[Goal of the exercise] Records follow. Pull out every line that contains "xlabel".
___ Excerpted records ___
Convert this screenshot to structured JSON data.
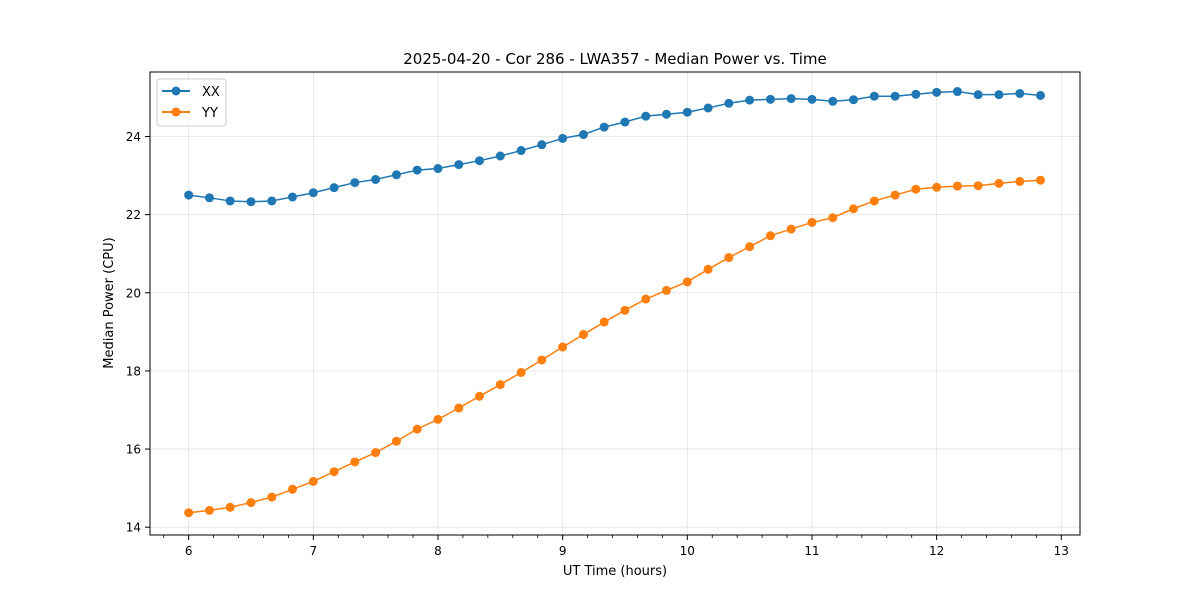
{
  "chart_data": {
    "type": "line",
    "title": "2025-04-20 - Cor 286 - LWA357 - Median Power vs. Time",
    "xlabel": "UT Time (hours)",
    "ylabel": "Median Power (CPU)",
    "xlim": [
      5.69,
      13.15
    ],
    "ylim": [
      13.8,
      25.65
    ],
    "xticks": [
      6,
      7,
      8,
      9,
      10,
      11,
      12,
      13
    ],
    "yticks": [
      14,
      16,
      18,
      20,
      22,
      24
    ],
    "xtick_labels": [
      "6",
      "7",
      "8",
      "9",
      "10",
      "11",
      "12",
      "13"
    ],
    "ytick_labels": [
      "14",
      "16",
      "18",
      "20",
      "22",
      "24"
    ],
    "minor_xtick_step": 0.2,
    "grid": true,
    "legend_position": "top-left",
    "x": [
      6.0,
      6.167,
      6.333,
      6.5,
      6.667,
      6.833,
      7.0,
      7.167,
      7.333,
      7.5,
      7.667,
      7.833,
      8.0,
      8.167,
      8.333,
      8.5,
      8.667,
      8.833,
      9.0,
      9.167,
      9.333,
      9.5,
      9.667,
      9.833,
      10.0,
      10.167,
      10.333,
      10.5,
      10.667,
      10.833,
      11.0,
      11.167,
      11.333,
      11.5,
      11.667,
      11.833,
      12.0,
      12.167,
      12.333,
      12.5,
      12.667,
      12.833
    ],
    "series": [
      {
        "name": "XX",
        "color": "#1f77b4",
        "values": [
          22.5,
          22.43,
          22.35,
          22.33,
          22.35,
          22.45,
          22.56,
          22.69,
          22.82,
          22.9,
          23.02,
          23.14,
          23.18,
          23.28,
          23.38,
          23.5,
          23.64,
          23.79,
          23.95,
          24.05,
          24.24,
          24.37,
          24.52,
          24.57,
          24.62,
          24.73,
          24.85,
          24.93,
          24.95,
          24.97,
          24.95,
          24.9,
          24.94,
          25.03,
          25.03,
          25.08,
          25.13,
          25.15,
          25.07,
          25.07,
          25.1,
          25.05
        ]
      },
      {
        "name": "YY",
        "color": "#ff7f0e",
        "values": [
          14.37,
          14.43,
          14.51,
          14.63,
          14.77,
          14.97,
          15.17,
          15.42,
          15.67,
          15.91,
          16.2,
          16.51,
          16.76,
          17.05,
          17.35,
          17.65,
          17.96,
          18.28,
          18.61,
          18.93,
          19.25,
          19.55,
          19.84,
          20.06,
          20.28,
          20.6,
          20.9,
          21.18,
          21.46,
          21.63,
          21.8,
          21.92,
          22.15,
          22.35,
          22.5,
          22.65,
          22.7,
          22.73,
          22.74,
          22.8,
          22.85,
          22.88
        ]
      }
    ]
  }
}
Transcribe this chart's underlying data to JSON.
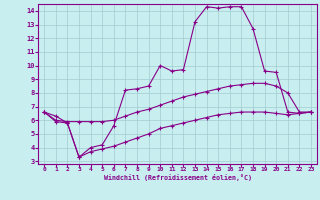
{
  "background_color": "#c8eef0",
  "grid_color": "#a0ccd0",
  "line_color": "#880088",
  "xlabel": "Windchill (Refroidissement éolien,°C)",
  "xlim": [
    -0.5,
    23.5
  ],
  "ylim": [
    2.8,
    14.5
  ],
  "yticks": [
    3,
    4,
    5,
    6,
    7,
    8,
    9,
    10,
    11,
    12,
    13,
    14
  ],
  "xticks": [
    0,
    1,
    2,
    3,
    4,
    5,
    6,
    7,
    8,
    9,
    10,
    11,
    12,
    13,
    14,
    15,
    16,
    17,
    18,
    19,
    20,
    21,
    22,
    23
  ],
  "series1_x": [
    0,
    1,
    2,
    3,
    4,
    5,
    6,
    7,
    8,
    9,
    10,
    11,
    12,
    13,
    14,
    15,
    16,
    17,
    18,
    19,
    20,
    21,
    22,
    23
  ],
  "series1_y": [
    6.6,
    6.3,
    5.8,
    3.3,
    4.0,
    4.2,
    5.6,
    8.2,
    8.3,
    8.5,
    10.0,
    9.6,
    9.7,
    13.2,
    14.3,
    14.2,
    14.3,
    14.3,
    12.7,
    9.6,
    9.5,
    6.6,
    6.5,
    6.6
  ],
  "series2_x": [
    0,
    1,
    2,
    3,
    4,
    5,
    6,
    7,
    8,
    9,
    10,
    11,
    12,
    13,
    14,
    15,
    16,
    17,
    18,
    19,
    20,
    21,
    22,
    23
  ],
  "series2_y": [
    6.6,
    6.0,
    5.9,
    5.9,
    5.9,
    5.9,
    6.0,
    6.3,
    6.6,
    6.8,
    7.1,
    7.4,
    7.7,
    7.9,
    8.1,
    8.3,
    8.5,
    8.6,
    8.7,
    8.7,
    8.5,
    8.0,
    6.6,
    6.6
  ],
  "series3_x": [
    0,
    1,
    2,
    3,
    4,
    5,
    6,
    7,
    8,
    9,
    10,
    11,
    12,
    13,
    14,
    15,
    16,
    17,
    18,
    19,
    20,
    21,
    22,
    23
  ],
  "series3_y": [
    6.6,
    5.9,
    5.8,
    3.3,
    3.7,
    3.9,
    4.1,
    4.4,
    4.7,
    5.0,
    5.4,
    5.6,
    5.8,
    6.0,
    6.2,
    6.4,
    6.5,
    6.6,
    6.6,
    6.6,
    6.5,
    6.4,
    6.5,
    6.6
  ]
}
___
[Complete answer]
    "xlabel": "UT Time (hours)",
  "xlabel": "Windchill (Refroidissement éolien,°C)",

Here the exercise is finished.